** BEGIN **

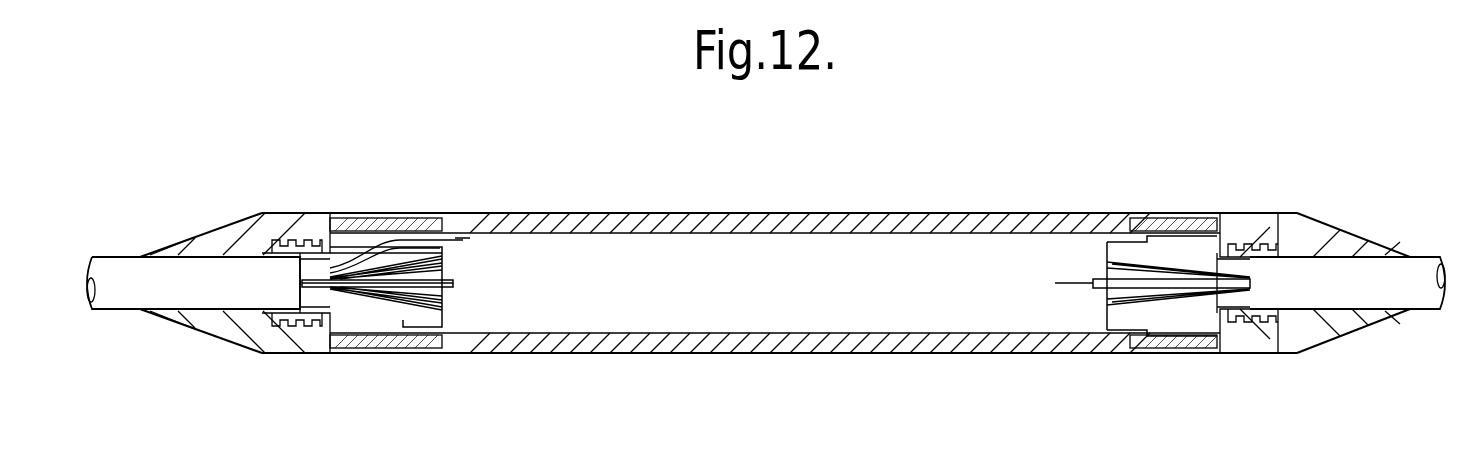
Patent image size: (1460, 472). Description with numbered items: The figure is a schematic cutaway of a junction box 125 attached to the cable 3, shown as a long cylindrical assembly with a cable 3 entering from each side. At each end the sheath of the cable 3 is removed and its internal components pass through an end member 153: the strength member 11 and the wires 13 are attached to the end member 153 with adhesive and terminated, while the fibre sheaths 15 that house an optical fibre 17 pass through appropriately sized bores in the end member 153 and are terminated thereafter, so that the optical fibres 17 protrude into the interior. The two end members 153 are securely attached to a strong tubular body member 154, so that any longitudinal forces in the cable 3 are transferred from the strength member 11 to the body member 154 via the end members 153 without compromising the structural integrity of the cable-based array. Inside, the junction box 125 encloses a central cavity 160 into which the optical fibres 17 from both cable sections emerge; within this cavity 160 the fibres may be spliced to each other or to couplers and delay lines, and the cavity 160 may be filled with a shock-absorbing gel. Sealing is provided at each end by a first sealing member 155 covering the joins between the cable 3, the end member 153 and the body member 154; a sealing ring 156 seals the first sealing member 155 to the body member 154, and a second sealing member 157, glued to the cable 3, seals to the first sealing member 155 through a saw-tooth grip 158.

The junction box 125 is at (560, 140).
The cable 3 is at (121, 255).
The fibre sheaths 15 is at (477, 237).
The optical fibre 17 is at (457, 281).
The strength member 11 is at (453, 289).
The wires 13 is at (447, 301).
The end member 153 is at (453, 322).
The tubular body member 154 is at (757, 354).
The central cavity 160 is at (805, 258).
The first sealing member 155 is at (1163, 213).
The sealing ring 156 is at (1108, 352).
The saw-tooth grip 158 is at (1253, 240).
The second sealing member 157 is at (1280, 215).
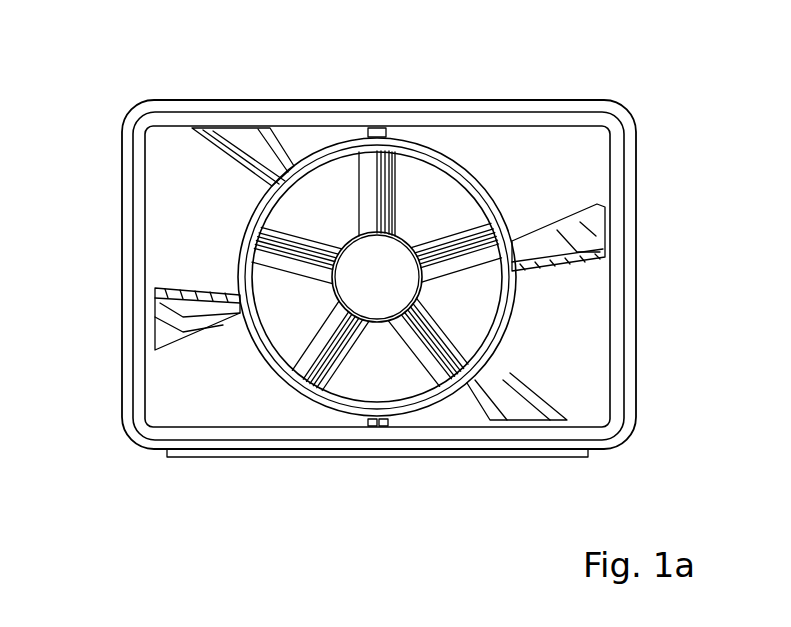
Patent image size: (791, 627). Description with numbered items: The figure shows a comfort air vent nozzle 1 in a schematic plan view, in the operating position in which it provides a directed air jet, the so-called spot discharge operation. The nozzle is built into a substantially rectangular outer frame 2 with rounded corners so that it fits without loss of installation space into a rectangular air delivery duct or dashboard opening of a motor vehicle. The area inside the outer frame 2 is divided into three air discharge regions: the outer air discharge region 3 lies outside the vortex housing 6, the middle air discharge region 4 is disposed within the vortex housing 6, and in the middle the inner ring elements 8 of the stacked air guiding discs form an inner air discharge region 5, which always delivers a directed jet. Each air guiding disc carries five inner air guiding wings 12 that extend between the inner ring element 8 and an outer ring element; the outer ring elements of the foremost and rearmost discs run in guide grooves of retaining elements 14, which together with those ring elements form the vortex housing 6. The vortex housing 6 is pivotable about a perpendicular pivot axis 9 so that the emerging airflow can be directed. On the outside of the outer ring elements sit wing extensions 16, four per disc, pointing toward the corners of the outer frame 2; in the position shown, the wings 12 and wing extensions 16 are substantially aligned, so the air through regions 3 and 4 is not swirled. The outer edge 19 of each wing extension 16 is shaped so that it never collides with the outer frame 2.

The comfort air vent nozzle 1 is at (676, 59).
The outer frame 2 is at (230, 428).
The outer air discharge region 3 is at (180, 395).
The middle air discharge region 4 is at (383, 375).
The inner air discharge region 5 is at (383, 297).
The vortex housing 6 is at (477, 175).
The inner ring element 8 is at (403, 243).
The pivot axis 9 is at (388, 130).
The inner air guiding wing 12 is at (373, 173).
The retaining element 14 is at (335, 408).
The wing extension 16 is at (550, 240).
The outer edge 19 is at (230, 128).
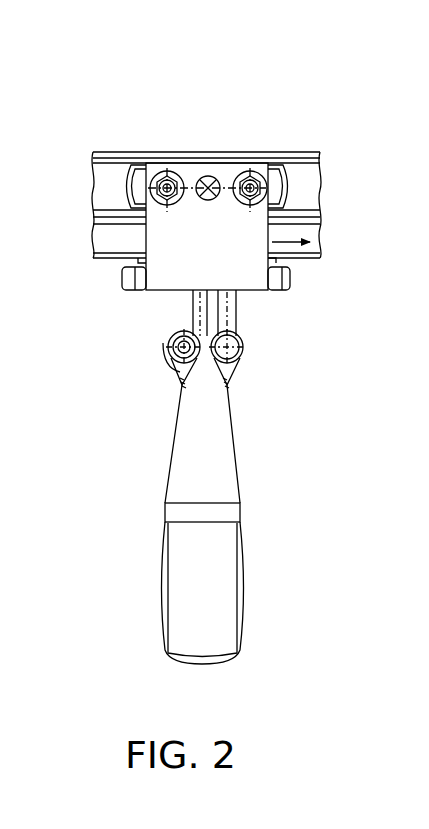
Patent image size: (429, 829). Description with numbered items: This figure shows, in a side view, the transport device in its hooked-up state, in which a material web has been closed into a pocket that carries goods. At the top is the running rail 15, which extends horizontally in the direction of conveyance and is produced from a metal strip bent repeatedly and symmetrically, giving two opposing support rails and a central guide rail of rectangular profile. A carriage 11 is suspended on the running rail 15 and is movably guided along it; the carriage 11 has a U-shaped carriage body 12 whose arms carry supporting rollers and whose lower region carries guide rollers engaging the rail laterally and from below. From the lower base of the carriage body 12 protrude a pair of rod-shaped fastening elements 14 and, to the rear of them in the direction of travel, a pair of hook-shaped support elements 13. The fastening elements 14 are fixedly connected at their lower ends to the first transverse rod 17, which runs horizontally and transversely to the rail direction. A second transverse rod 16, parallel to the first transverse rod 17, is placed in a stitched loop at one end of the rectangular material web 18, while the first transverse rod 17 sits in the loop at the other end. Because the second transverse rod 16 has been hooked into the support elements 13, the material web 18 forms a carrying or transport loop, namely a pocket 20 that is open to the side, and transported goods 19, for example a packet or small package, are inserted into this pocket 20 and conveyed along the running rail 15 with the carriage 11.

The carriage 11 is at (216, 140).
The carriage body 12 is at (228, 264).
The support elements 13 is at (202, 312).
The fastening elements 14 is at (228, 307).
The running rail 15 is at (309, 187).
The second transverse rod 16 is at (172, 363).
The first transverse rod 17 is at (238, 358).
The material web 18 is at (238, 490).
The transported goods 19 is at (208, 578).
The pocket 20 is at (155, 587).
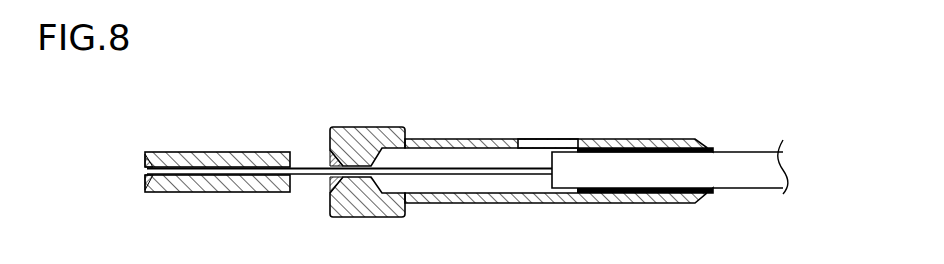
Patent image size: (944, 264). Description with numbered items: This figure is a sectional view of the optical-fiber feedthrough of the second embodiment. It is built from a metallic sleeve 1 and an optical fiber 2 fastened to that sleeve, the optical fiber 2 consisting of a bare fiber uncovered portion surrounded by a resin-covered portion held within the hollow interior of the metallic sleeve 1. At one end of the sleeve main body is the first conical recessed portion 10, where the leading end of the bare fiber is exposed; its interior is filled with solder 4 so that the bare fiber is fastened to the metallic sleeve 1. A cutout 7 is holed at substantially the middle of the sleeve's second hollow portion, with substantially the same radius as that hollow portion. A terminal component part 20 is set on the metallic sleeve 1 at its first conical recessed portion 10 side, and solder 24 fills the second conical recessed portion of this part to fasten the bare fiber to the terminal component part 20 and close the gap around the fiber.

** END **

Print the lines above, starting at the beginning of the records and ending with the line that contains "The second sealing", including that line. Leave the pictures out of your answer.

__Finished task__
Patent image size: (1460, 472). Description with numbered items: The figure is a schematic cutaway of a junction box 125 attached to the cable 3, shown as a long cylindrical assembly with a cable 3 entering from each side. At each end the sheath of the cable 3 is removed and its internal components pass through an end member 153: the strength member 11 and the wires 13 are attached to the end member 153 with adhesive and terminated, while the fibre sheaths 15 that house an optical fibre 17 pass through appropriately sized bores in the end member 153 and are terminated thereafter, so that the optical fibres 17 protrude into the interior. The two end members 153 are securely attached to a strong tubular body member 154, so that any longitudinal forces in the cable 3 are transferred from the strength member 11 to the body member 154 via the end members 153 without compromising the structural integrity of the cable-based array. Inside, the junction box 125 encloses a central cavity 160 into which the optical fibres 17 from both cable sections emerge; within this cavity 160 the fibres may be spliced to each other or to couplers and delay lines, and the cavity 160 may be filled with a shock-absorbing gel. Sealing is provided at each end by a first sealing member 155 covering the joins between the cable 3, the end member 153 and the body member 154; a sealing ring 156 seals the first sealing member 155 to the body member 154, and a second sealing member 157, glued to the cable 3, seals to the first sealing member 155 through a saw-tooth grip 158.

The junction box 125 is at (560, 140).
The cable 3 is at (121, 255).
The fibre sheaths 15 is at (477, 237).
The optical fibre 17 is at (457, 281).
The strength member 11 is at (453, 289).
The wires 13 is at (447, 301).
The end member 153 is at (453, 322).
The tubular body member 154 is at (757, 354).
The central cavity 160 is at (805, 258).
The first sealing member 155 is at (1163, 213).
The sealing ring 156 is at (1108, 352).
The saw-tooth grip 158 is at (1253, 240).
The second sealing member 157 is at (1280, 215).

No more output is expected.